PROVIDED TEXT:
BEGIN

She was a new patient to me. As we reviewed her history, I learned that she had had a well-documented heart attack with severe symptoms at the time. She was admitted to the hospital and when I got her records, they confirmed her history. Her blood tests and EKG proved that she had indeed had a heart attack. She had a heart artery catheterization afterwards that revealed heart arteries that were completely open. There was no blockage at all, and she had had no stent procedure to open the artery.
So how do we explain that? It is totally at odds with the way our healthcare system thinks about women with heart artery disease even now. Women are less likely than men to have local blockages of heart arteries. Their cholesterol deposits are more evenly spread out. They form small local abscesses like an inflamed pimple. When these burst or erode and expose raw tissue, that kicks off the clotting process. This woman formed a clot that totally blocked the artery cutting off the blood supply. That caused her heart attack.

END

WHAT THIS EXERCISE ASKS:
**A)** In the heart attack passage, swap "pimple" for "boil" and give the text from "So how do we" to "her heart attack.".
**B)** According to the heart attack passage, what did the patient's heart artery catheterization reveal?
The records have nothing to do with the heart attack passage.

INFORMATION SUPPLIED:
BEGIN

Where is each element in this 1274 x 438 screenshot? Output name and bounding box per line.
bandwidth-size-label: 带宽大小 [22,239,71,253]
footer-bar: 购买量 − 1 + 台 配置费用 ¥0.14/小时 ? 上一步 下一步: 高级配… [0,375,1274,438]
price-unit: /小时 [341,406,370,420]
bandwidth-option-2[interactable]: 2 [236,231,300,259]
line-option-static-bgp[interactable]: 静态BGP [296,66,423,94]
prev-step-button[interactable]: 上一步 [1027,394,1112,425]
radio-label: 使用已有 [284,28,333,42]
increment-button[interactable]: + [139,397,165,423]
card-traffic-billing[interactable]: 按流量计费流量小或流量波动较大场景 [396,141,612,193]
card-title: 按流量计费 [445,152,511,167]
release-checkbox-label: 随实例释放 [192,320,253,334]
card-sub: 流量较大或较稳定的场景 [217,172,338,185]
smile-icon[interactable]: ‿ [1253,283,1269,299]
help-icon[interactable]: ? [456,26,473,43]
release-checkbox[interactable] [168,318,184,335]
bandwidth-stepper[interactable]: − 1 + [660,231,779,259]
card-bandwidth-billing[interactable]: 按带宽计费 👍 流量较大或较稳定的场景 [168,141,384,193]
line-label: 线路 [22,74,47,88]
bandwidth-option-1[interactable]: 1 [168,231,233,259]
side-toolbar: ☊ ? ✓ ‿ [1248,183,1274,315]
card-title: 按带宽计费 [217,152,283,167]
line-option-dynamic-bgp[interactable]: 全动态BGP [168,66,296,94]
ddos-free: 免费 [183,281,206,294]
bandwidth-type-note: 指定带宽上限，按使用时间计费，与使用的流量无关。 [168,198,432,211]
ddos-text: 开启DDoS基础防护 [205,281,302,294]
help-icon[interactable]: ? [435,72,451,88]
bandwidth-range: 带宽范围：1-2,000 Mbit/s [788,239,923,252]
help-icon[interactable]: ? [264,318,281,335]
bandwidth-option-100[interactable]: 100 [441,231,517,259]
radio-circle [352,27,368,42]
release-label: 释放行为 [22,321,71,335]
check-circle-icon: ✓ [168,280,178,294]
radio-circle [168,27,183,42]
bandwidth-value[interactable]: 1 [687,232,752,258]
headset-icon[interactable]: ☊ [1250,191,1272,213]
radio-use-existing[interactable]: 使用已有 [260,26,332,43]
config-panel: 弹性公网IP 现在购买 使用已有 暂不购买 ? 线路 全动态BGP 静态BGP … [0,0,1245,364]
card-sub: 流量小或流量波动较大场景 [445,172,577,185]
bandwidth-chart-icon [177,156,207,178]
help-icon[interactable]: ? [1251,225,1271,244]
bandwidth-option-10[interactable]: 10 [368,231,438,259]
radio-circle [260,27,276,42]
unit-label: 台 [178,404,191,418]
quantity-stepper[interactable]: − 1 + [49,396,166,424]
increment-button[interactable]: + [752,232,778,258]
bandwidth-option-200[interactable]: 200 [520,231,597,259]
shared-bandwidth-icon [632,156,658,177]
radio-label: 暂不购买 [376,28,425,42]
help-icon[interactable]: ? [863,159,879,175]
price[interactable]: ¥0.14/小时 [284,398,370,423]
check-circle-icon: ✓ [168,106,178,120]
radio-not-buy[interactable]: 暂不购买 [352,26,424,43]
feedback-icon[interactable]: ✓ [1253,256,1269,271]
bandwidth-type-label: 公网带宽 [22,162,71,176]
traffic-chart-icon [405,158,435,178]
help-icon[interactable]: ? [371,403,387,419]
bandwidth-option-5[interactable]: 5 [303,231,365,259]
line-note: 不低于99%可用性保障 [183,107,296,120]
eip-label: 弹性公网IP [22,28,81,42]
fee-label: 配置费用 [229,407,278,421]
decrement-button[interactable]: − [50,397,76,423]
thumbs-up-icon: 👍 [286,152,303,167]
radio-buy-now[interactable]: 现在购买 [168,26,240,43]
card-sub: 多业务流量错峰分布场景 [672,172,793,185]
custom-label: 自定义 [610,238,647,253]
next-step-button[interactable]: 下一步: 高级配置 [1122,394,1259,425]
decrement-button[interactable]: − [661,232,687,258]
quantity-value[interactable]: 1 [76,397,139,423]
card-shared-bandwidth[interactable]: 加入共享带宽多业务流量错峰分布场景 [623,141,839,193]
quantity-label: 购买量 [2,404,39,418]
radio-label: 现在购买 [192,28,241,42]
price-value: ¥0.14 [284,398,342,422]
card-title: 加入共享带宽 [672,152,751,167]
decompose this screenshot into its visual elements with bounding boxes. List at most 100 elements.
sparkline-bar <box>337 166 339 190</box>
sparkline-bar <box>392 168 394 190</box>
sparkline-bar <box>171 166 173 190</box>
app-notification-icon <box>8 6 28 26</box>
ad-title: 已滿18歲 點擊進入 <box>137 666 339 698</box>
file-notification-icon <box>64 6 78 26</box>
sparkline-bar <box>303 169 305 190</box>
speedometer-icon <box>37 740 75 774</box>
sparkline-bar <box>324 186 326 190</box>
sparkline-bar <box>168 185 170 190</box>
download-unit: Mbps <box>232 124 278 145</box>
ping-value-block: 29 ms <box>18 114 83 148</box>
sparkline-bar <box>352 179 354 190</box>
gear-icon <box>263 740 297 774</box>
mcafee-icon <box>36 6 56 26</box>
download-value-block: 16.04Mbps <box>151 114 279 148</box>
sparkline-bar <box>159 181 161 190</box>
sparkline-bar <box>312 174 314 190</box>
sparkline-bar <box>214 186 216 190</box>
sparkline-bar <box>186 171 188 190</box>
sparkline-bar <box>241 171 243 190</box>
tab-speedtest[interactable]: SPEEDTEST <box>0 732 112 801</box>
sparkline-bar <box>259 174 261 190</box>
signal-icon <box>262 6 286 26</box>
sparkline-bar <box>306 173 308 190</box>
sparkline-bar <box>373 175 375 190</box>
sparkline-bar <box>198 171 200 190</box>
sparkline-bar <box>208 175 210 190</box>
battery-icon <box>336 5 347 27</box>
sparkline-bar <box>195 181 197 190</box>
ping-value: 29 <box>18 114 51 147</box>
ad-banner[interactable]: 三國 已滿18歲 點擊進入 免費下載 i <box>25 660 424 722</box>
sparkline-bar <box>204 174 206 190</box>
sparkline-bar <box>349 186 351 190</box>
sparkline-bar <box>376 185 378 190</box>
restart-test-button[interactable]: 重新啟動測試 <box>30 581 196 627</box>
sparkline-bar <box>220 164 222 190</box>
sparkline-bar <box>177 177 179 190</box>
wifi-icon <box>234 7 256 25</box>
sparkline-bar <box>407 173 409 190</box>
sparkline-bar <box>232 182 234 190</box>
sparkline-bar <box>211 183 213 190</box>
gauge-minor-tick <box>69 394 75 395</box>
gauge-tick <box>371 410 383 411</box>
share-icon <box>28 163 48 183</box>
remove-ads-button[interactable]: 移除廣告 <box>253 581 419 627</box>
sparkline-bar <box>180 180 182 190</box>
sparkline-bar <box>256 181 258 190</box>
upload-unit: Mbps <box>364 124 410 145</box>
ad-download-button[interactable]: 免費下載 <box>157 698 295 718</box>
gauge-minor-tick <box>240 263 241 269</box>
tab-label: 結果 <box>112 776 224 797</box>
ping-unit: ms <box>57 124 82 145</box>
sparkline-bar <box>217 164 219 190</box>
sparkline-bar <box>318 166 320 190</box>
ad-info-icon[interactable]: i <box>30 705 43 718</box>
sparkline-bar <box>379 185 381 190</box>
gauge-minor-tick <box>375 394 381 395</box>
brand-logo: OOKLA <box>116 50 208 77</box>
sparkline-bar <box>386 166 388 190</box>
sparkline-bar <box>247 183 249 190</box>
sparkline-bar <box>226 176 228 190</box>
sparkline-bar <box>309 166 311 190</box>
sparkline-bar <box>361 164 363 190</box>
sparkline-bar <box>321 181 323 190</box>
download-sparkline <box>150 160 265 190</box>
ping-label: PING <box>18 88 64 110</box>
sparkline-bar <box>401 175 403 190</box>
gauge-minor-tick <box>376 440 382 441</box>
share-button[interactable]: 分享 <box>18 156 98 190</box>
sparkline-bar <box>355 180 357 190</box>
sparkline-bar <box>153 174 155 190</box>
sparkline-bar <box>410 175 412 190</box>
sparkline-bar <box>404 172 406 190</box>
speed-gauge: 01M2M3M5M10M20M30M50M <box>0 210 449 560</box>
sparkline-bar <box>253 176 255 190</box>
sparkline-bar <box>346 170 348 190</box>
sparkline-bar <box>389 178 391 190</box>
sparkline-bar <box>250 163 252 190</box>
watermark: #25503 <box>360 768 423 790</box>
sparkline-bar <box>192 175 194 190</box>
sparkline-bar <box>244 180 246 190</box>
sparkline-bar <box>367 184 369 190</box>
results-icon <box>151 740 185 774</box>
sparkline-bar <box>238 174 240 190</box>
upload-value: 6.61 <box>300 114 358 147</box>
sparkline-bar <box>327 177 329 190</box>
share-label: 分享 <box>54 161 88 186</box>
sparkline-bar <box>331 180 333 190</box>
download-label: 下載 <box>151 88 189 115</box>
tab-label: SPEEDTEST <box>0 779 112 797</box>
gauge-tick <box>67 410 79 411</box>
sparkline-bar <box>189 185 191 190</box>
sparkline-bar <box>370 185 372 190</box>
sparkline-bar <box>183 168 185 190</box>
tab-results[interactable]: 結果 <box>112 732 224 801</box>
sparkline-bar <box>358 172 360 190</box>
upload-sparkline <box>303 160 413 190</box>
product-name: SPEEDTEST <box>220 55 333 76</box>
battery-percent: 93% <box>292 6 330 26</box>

END

SOLUTIONS BELOW:
**A)**
So how do we explain that? It is totally at odds with the way our healthcare system thinks about women with heart artery disease even now. Women are less likely than men to have local blockages of heart arteries. Their cholesterol deposits are more evenly spread out. They form small local abscesses like an inflamed boil. When these burst or erode and expose raw tissue, that kicks off the clotting process. This woman formed a clot that totally blocked the artery cutting off the blood supply. That caused her heart attack.

**B)** Heart arteries that were completely open, with no blockage at all.